= Job =
State how many lines contain the string "Flow", and write nothing else.

== Material provided

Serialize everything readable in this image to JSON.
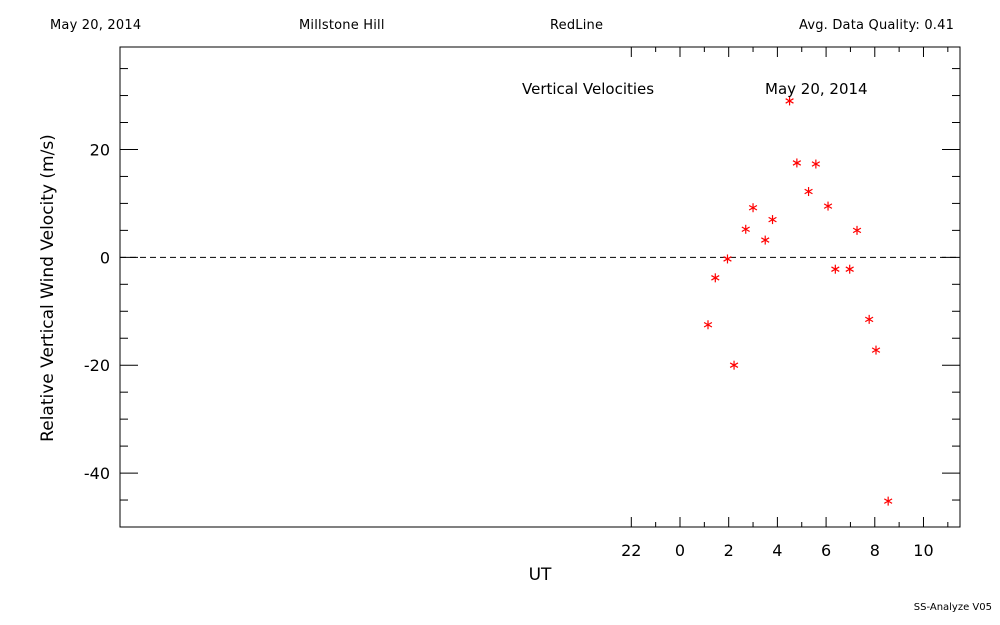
{
  "header": {
    "date": "May 20, 2014",
    "site": "Millstone Hill",
    "instrument": "RedLine",
    "quality": "Avg. Data Quality: 0.41"
  },
  "footer": "SS-Analyze V05",
  "chart_data": {
    "type": "scatter",
    "title": "Vertical Velocities",
    "subtitle": "May 20, 2014",
    "xlabel": "UT",
    "ylabel": "Relative Vertical Wind Velocity (m/s)",
    "xlim": [
      -23,
      11.5
    ],
    "ylim": [
      -50,
      39
    ],
    "xticks": [
      22,
      0,
      2,
      4,
      6,
      8,
      10
    ],
    "xtick_values": [
      -2,
      0,
      2,
      4,
      6,
      8,
      10
    ],
    "yticks": [
      -40,
      -20,
      0,
      20
    ],
    "marker": "*",
    "marker_color": "#ff0000",
    "zero_line": "dashed",
    "series": [
      {
        "x": [
          1.15,
          1.45,
          1.95,
          2.22,
          2.7,
          3.0,
          3.5,
          3.8,
          4.5,
          4.8,
          5.28,
          5.58,
          6.08,
          6.38,
          6.97,
          7.27,
          7.77,
          8.05,
          8.55
        ],
        "y": [
          -12.5,
          -3.8,
          -0.3,
          -20.0,
          5.2,
          9.2,
          3.2,
          7.0,
          29.0,
          17.5,
          12.2,
          17.3,
          9.5,
          -2.2,
          -2.2,
          5.0,
          -11.5,
          -17.2,
          -45.2
        ]
      }
    ]
  }
}
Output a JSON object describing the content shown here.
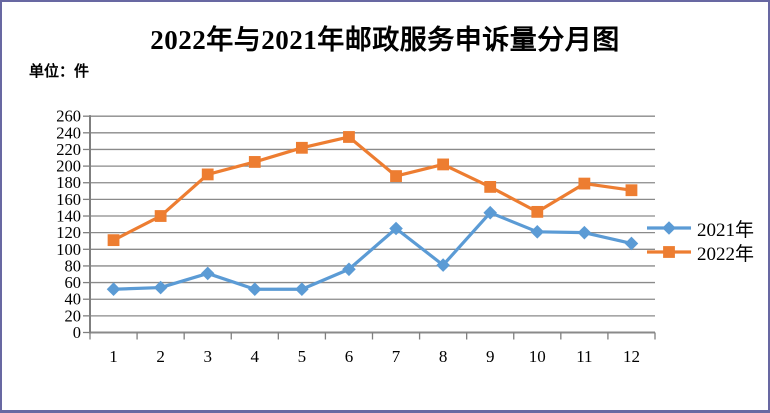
{
  "window": {
    "background": "#ffffff",
    "border_color": "#6868A2"
  },
  "header": {
    "title": "2022年与2021年邮政服务申诉量分月图",
    "unit_label": "单位：件"
  },
  "legend": {
    "entries": [
      "2021年",
      "2022年"
    ]
  },
  "chart_data": {
    "type": "line",
    "title": "2022年与2021年邮政服务申诉量分月图",
    "unit": "件",
    "categories": [
      "1",
      "2",
      "3",
      "4",
      "5",
      "6",
      "7",
      "8",
      "9",
      "10",
      "11",
      "12"
    ],
    "xlabel": "",
    "ylabel": "",
    "ylim": [
      0,
      260
    ],
    "ytick_step": 20,
    "grid": "horizontal-only",
    "legend_position": "right",
    "series": [
      {
        "name": "2021年",
        "color": "#5B9BD5",
        "marker": "diamond",
        "values": [
          52,
          54,
          71,
          52,
          52,
          76,
          125,
          81,
          144,
          121,
          120,
          107
        ]
      },
      {
        "name": "2022年",
        "color": "#ED7D31",
        "marker": "square",
        "values": [
          111,
          140,
          190,
          205,
          222,
          235,
          188,
          202,
          175,
          145,
          179,
          171
        ]
      }
    ],
    "colors": {
      "gridline": "#8A8A8A",
      "axis": "#7F7F7F",
      "tick_text": "#000000"
    }
  }
}
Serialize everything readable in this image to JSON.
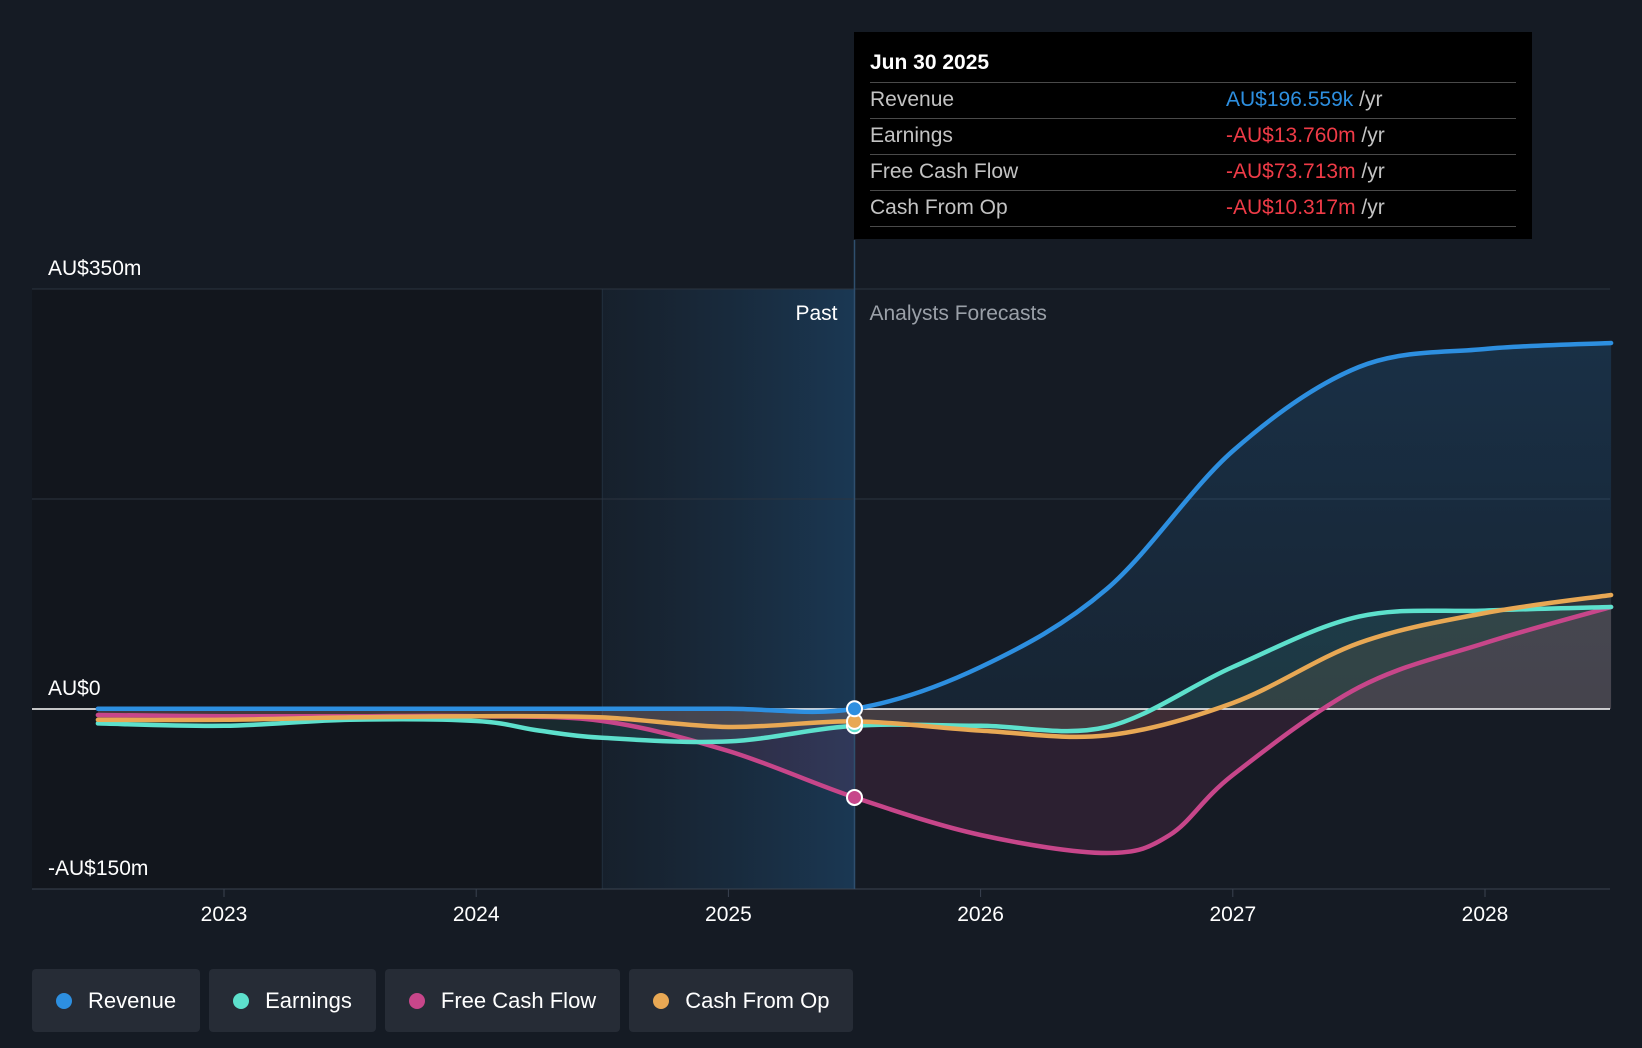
{
  "chart_data": {
    "type": "area",
    "y_unit": "AU$m",
    "ylim": [
      -150,
      350
    ],
    "xlim": [
      2022.25,
      2028.5
    ],
    "y_labels": [
      "AU$350m",
      "AU$0",
      "-AU$150m"
    ],
    "x_ticks": [
      "2023",
      "2024",
      "2025",
      "2026",
      "2027",
      "2028"
    ],
    "divider_year": 2025.5,
    "past_label": "Past",
    "forecast_label": "Analysts Forecasts",
    "series": [
      {
        "name": "Revenue",
        "color": "#2d8fe0",
        "points": [
          [
            2022.5,
            0.2
          ],
          [
            2023,
            0.2
          ],
          [
            2024,
            0.2
          ],
          [
            2024.5,
            0.2
          ],
          [
            2025,
            0.2
          ],
          [
            2025.5,
            0.2
          ],
          [
            2026,
            35
          ],
          [
            2026.5,
            100
          ],
          [
            2027,
            215
          ],
          [
            2027.5,
            285
          ],
          [
            2028,
            300
          ],
          [
            2028.5,
            305
          ]
        ]
      },
      {
        "name": "Earnings",
        "color": "#5de0cc",
        "points": [
          [
            2022.5,
            -12
          ],
          [
            2023,
            -14
          ],
          [
            2023.5,
            -9
          ],
          [
            2024,
            -10
          ],
          [
            2024.25,
            -18
          ],
          [
            2024.5,
            -24
          ],
          [
            2025,
            -27
          ],
          [
            2025.5,
            -14
          ],
          [
            2026,
            -14
          ],
          [
            2026.5,
            -15
          ],
          [
            2027,
            35
          ],
          [
            2027.5,
            77
          ],
          [
            2028,
            82
          ],
          [
            2028.5,
            85
          ]
        ]
      },
      {
        "name": "Free Cash Flow",
        "color": "#c7468a",
        "points": [
          [
            2022.5,
            -5
          ],
          [
            2023,
            -6
          ],
          [
            2023.5,
            -6
          ],
          [
            2024,
            -6
          ],
          [
            2024.5,
            -10
          ],
          [
            2025,
            -35
          ],
          [
            2025.5,
            -73.7
          ],
          [
            2026,
            -105
          ],
          [
            2026.5,
            -120
          ],
          [
            2026.75,
            -105
          ],
          [
            2027,
            -55
          ],
          [
            2027.5,
            18
          ],
          [
            2028,
            55
          ],
          [
            2028.5,
            85
          ]
        ]
      },
      {
        "name": "Cash From Op",
        "color": "#e8a854",
        "points": [
          [
            2022.5,
            -9
          ],
          [
            2023,
            -9
          ],
          [
            2023.5,
            -7
          ],
          [
            2024,
            -6
          ],
          [
            2024.5,
            -7
          ],
          [
            2025,
            -15
          ],
          [
            2025.5,
            -10.3
          ],
          [
            2026,
            -18
          ],
          [
            2026.5,
            -22
          ],
          [
            2027,
            5
          ],
          [
            2027.5,
            55
          ],
          [
            2028,
            80
          ],
          [
            2028.5,
            95
          ]
        ]
      }
    ]
  },
  "tooltip": {
    "date": "Jun 30 2025",
    "unit": "/yr",
    "rows": [
      {
        "label": "Revenue",
        "value": "AU$196.559k",
        "color": "#2d8fe0"
      },
      {
        "label": "Earnings",
        "value": "-AU$13.760m",
        "color": "#ef3b47"
      },
      {
        "label": "Free Cash Flow",
        "value": "-AU$73.713m",
        "color": "#ef3b47"
      },
      {
        "label": "Cash From Op",
        "value": "-AU$10.317m",
        "color": "#ef3b47"
      }
    ]
  },
  "legend": [
    {
      "label": "Revenue",
      "color": "#2d8fe0"
    },
    {
      "label": "Earnings",
      "color": "#5de0cc"
    },
    {
      "label": "Free Cash Flow",
      "color": "#c7468a"
    },
    {
      "label": "Cash From Op",
      "color": "#e8a854"
    }
  ]
}
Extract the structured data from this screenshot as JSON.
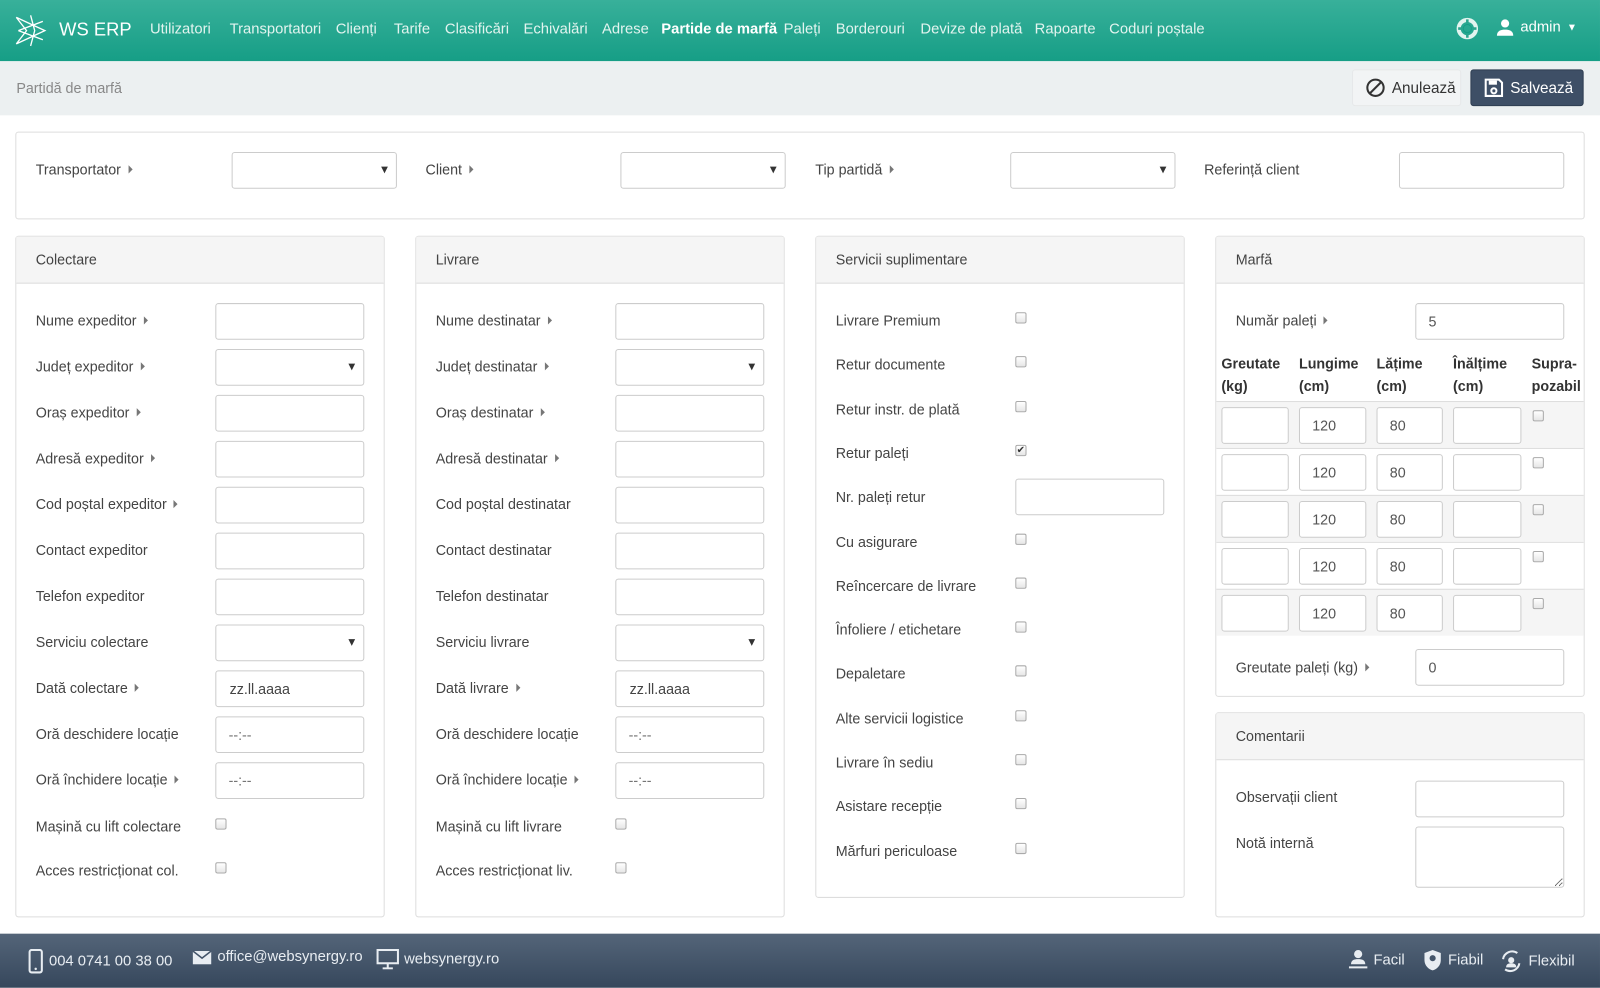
{
  "header": {
    "brand": "WS ERP",
    "nav": [
      "Utilizatori",
      "Transportatori",
      "Clienți",
      "Tarife",
      "Clasificări",
      "Echivalări",
      "Adrese",
      "Partide de marfă",
      "Paleți",
      "Borderouri",
      "Devize de plată",
      "Rapoarte",
      "Coduri poștale"
    ],
    "active_nav": "Partide de marfă",
    "user": "admin",
    "accent": "#1fa68c"
  },
  "subheader": {
    "title": "Partidă de marfă",
    "cancel": "Anulează",
    "save": "Salvează"
  },
  "top": {
    "fields": [
      {
        "label": "Transportator",
        "type": "select",
        "required": true,
        "value": ""
      },
      {
        "label": "Client",
        "type": "select",
        "required": true,
        "value": ""
      },
      {
        "label": "Tip partidă",
        "type": "select",
        "required": true,
        "value": ""
      },
      {
        "label": "Referință client",
        "type": "text",
        "required": false,
        "value": ""
      }
    ]
  },
  "collection": {
    "title": "Colectare",
    "fields": [
      {
        "label": "Nume expeditor",
        "type": "text",
        "required": true,
        "value": ""
      },
      {
        "label": "Județ expeditor",
        "type": "select",
        "required": true,
        "value": ""
      },
      {
        "label": "Oraș expeditor",
        "type": "text",
        "required": true,
        "value": ""
      },
      {
        "label": "Adresă expeditor",
        "type": "text",
        "required": true,
        "value": ""
      },
      {
        "label": "Cod poștal expeditor",
        "type": "text",
        "required": true,
        "value": ""
      },
      {
        "label": "Contact expeditor",
        "type": "text",
        "required": false,
        "value": ""
      },
      {
        "label": "Telefon expeditor",
        "type": "text",
        "required": false,
        "value": ""
      },
      {
        "label": "Serviciu colectare",
        "type": "select",
        "required": false,
        "value": ""
      },
      {
        "label": "Dată colectare",
        "type": "text",
        "required": true,
        "placeholder": "zz.ll.aaaa"
      },
      {
        "label": "Oră deschidere locație",
        "type": "text",
        "required": false,
        "placeholder": "--:--"
      },
      {
        "label": "Oră închidere locație",
        "type": "text",
        "required": true,
        "placeholder": "--:--"
      },
      {
        "label": "Mașină cu lift colectare",
        "type": "checkbox",
        "checked": false
      },
      {
        "label": "Acces restricționat col.",
        "type": "checkbox",
        "checked": false
      }
    ]
  },
  "delivery": {
    "title": "Livrare",
    "fields": [
      {
        "label": "Nume destinatar",
        "type": "text",
        "required": true,
        "value": ""
      },
      {
        "label": "Județ destinatar",
        "type": "select",
        "required": true,
        "value": ""
      },
      {
        "label": "Oraș destinatar",
        "type": "text",
        "required": true,
        "value": ""
      },
      {
        "label": "Adresă destinatar",
        "type": "text",
        "required": true,
        "value": ""
      },
      {
        "label": "Cod poștal destinatar",
        "type": "text",
        "required": false,
        "value": ""
      },
      {
        "label": "Contact destinatar",
        "type": "text",
        "required": false,
        "value": ""
      },
      {
        "label": "Telefon destinatar",
        "type": "text",
        "required": false,
        "value": ""
      },
      {
        "label": "Serviciu livrare",
        "type": "select",
        "required": false,
        "value": ""
      },
      {
        "label": "Dată livrare",
        "type": "text",
        "required": true,
        "placeholder": "zz.ll.aaaa"
      },
      {
        "label": "Oră deschidere locație",
        "type": "text",
        "required": false,
        "placeholder": "--:--"
      },
      {
        "label": "Oră închidere locație",
        "type": "text",
        "required": true,
        "placeholder": "--:--"
      },
      {
        "label": "Mașină cu lift livrare",
        "type": "checkbox",
        "checked": false
      },
      {
        "label": "Acces restricționat liv.",
        "type": "checkbox",
        "checked": false
      }
    ]
  },
  "services": {
    "title": "Servicii suplimentare",
    "fields": [
      {
        "label": "Livrare Premium",
        "type": "checkbox",
        "checked": false
      },
      {
        "label": "Retur documente",
        "type": "checkbox",
        "checked": false
      },
      {
        "label": "Retur instr. de plată",
        "type": "checkbox",
        "checked": false
      },
      {
        "label": "Retur paleți",
        "type": "checkbox",
        "checked": true
      },
      {
        "label": "Nr. paleți retur",
        "type": "text",
        "value": ""
      },
      {
        "label": "Cu asigurare",
        "type": "checkbox",
        "checked": false
      },
      {
        "label": "Reîncercare de livrare",
        "type": "checkbox",
        "checked": false
      },
      {
        "label": "Înfoliere / etichetare",
        "type": "checkbox",
        "checked": false
      },
      {
        "label": "Depaletare",
        "type": "checkbox",
        "checked": false
      },
      {
        "label": "Alte servicii logistice",
        "type": "checkbox",
        "checked": false
      },
      {
        "label": "Livrare în sediu",
        "type": "checkbox",
        "checked": false
      },
      {
        "label": "Asistare recepție",
        "type": "checkbox",
        "checked": false
      },
      {
        "label": "Mărfuri periculoase",
        "type": "checkbox",
        "checked": false
      }
    ]
  },
  "goods": {
    "title": "Marfă",
    "pallet_count_label": "Număr paleți",
    "pallet_count": "5",
    "columns": [
      [
        "Greutate",
        "(kg)"
      ],
      [
        "Lungime",
        "(cm)"
      ],
      [
        "Lățime",
        "(cm)"
      ],
      [
        "Înălțime",
        "(cm)"
      ],
      [
        "Supra-",
        "pozabil"
      ]
    ],
    "rows": [
      {
        "weight": "",
        "length": "120",
        "width": "80",
        "height": "",
        "stackable": false
      },
      {
        "weight": "",
        "length": "120",
        "width": "80",
        "height": "",
        "stackable": false
      },
      {
        "weight": "",
        "length": "120",
        "width": "80",
        "height": "",
        "stackable": false
      },
      {
        "weight": "",
        "length": "120",
        "width": "80",
        "height": "",
        "stackable": false
      },
      {
        "weight": "",
        "length": "120",
        "width": "80",
        "height": "",
        "stackable": false
      }
    ],
    "total_weight_label": "Greutate paleți (kg)",
    "total_weight": "0"
  },
  "comments": {
    "title": "Comentarii",
    "client_notes_label": "Observații client",
    "client_notes": "",
    "internal_note_label": "Notă internă",
    "internal_note": ""
  },
  "footer": {
    "phone": "004 0741 00 38 00",
    "email": "office@websynergy.ro",
    "website": "websynergy.ro",
    "tags": [
      "Facil",
      "Fiabil",
      "Flexibil"
    ]
  }
}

====

= Problem solution =
3